__Supplied text__:
## Begin

Devotion on Psalm 22, Part II, 19 March 2015 Anno Domini
1 My God, my God, why hast thou forsaken me? why art thou so far from helping me, and from the words of my roaring? 2 O my God, I cry in the daytime, but thou hearest not; and in the night season, and am not silent.”
(Psalms 22:1-2)
A brilliant sunrise broke the eastern horizon and flooded the surrounding Judean hills with a golden glow – a glow that was facilitated by the vapors of the dews and damps of the morning. It seemed to be yet another beautiful spring day on this morning just before the Passover in Jerusalem. Budding flora of various stages of new growth punctuated the stone walls of a pathway that led out to the Lion’s Gate of the western wall – a pathway that would later be called the Via Dolorosa, or Way of Suffering, owing to the strange and earth-shattering event that was about to transpire. But there was an eerie and disturbing restlessness about the city. Roman soldiers in leather girdles and breastplates of gleaming brass had been dispatched to the Hill of the Skull (Golgotha) outside the gates of Jerusalem as they always had been when a desperate criminal was about to suffer death for his wickedness. This detail of soldiers were those who prepared the instruments of torture and death for those unfortunate ones who would suffer crucifixion – a horrible, slow, and humiliating death.

## End

__Direction__:
Reproduce the devotion on Psalm 22 word for word, from its heading through its final sentence. The records can be left aside.

__Extracted entries__:
## Begin

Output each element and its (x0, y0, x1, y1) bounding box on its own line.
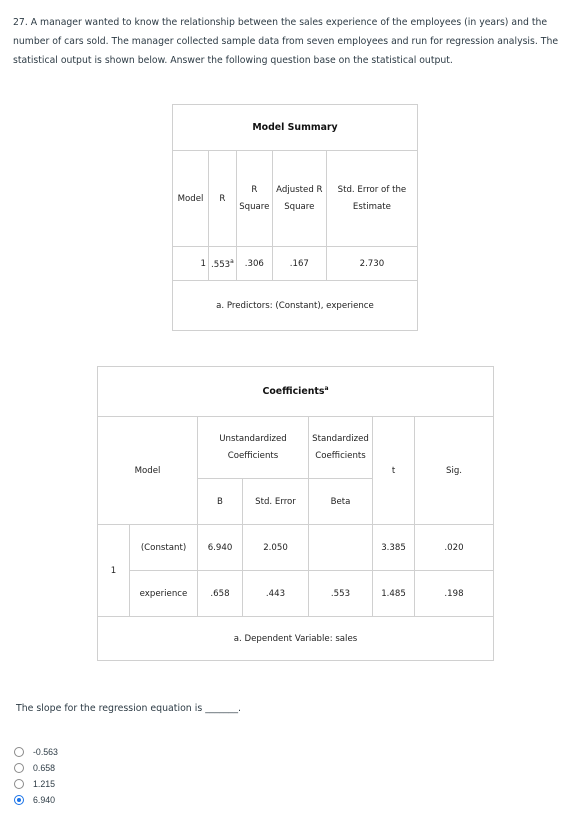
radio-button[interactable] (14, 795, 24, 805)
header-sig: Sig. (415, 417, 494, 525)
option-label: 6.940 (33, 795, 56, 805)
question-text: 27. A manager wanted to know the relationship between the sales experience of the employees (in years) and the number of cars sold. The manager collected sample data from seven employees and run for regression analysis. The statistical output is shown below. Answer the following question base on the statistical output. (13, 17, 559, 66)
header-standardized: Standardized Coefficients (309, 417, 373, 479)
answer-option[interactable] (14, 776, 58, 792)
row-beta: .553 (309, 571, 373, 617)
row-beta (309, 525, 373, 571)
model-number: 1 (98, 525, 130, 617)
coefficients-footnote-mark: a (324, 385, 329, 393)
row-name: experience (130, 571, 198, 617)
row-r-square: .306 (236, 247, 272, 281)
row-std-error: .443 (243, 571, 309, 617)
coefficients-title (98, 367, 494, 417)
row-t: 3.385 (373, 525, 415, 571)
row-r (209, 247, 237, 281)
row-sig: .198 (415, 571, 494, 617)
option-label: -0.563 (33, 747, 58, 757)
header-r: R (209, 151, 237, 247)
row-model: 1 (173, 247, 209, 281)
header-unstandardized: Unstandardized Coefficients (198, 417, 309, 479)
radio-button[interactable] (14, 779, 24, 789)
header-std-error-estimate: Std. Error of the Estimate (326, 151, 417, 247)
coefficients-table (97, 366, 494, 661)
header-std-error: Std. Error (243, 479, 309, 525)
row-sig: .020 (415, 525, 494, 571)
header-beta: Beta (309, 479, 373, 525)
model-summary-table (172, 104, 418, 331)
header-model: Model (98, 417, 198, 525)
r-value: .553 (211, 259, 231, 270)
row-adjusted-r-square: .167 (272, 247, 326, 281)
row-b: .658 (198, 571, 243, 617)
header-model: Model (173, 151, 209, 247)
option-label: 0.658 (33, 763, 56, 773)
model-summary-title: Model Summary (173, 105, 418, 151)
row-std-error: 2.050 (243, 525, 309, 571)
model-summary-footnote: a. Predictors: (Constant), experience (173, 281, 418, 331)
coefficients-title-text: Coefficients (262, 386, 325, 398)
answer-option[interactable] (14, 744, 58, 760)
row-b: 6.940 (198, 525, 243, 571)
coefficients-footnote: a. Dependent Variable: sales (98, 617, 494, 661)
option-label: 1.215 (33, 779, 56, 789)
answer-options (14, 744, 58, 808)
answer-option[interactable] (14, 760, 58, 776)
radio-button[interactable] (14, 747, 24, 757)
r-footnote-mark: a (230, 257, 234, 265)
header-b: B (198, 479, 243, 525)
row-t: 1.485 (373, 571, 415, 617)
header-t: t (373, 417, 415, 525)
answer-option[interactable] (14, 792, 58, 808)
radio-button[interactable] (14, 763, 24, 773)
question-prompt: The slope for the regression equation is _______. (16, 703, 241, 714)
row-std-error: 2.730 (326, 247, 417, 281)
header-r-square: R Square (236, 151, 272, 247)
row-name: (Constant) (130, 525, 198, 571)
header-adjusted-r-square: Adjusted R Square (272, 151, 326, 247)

## End

__Right answer__:
Devotion on Psalm 22, Part II, 19 March 2015 Anno Domini
1 My God, my God, why hast thou forsaken me? why art thou so far from helping me, and from the words of my roaring? 2 O my God, I cry in the daytime, but thou hearest not; and in the night season, and am not silent.”
(Psalms 22:1-2)
A brilliant sunrise broke the eastern horizon and flooded the surrounding Judean hills with a golden glow – a glow that was facilitated by the vapors of the dews and damps of the morning. It seemed to be yet another beautiful spring day on this morning just before the Passover in Jerusalem. Budding flora of various stages of new growth punctuated the stone walls of a pathway that led out to the Lion’s Gate of the western wall – a pathway that would later be called the Via Dolorosa, or Way of Suffering, owing to the strange and earth-shattering event that was about to transpire. But there was an eerie and disturbing restlessness about the city. Roman soldiers in leather girdles and breastplates of gleaming brass had been dispatched to the Hill of the Skull (Golgotha) outside the gates of Jerusalem as they always had been when a desperate criminal was about to suffer death for his wickedness. This detail of soldiers were those who prepared the instruments of torture and death for those unfortunate ones who would suffer crucifixion – a horrible, slow, and humiliating death.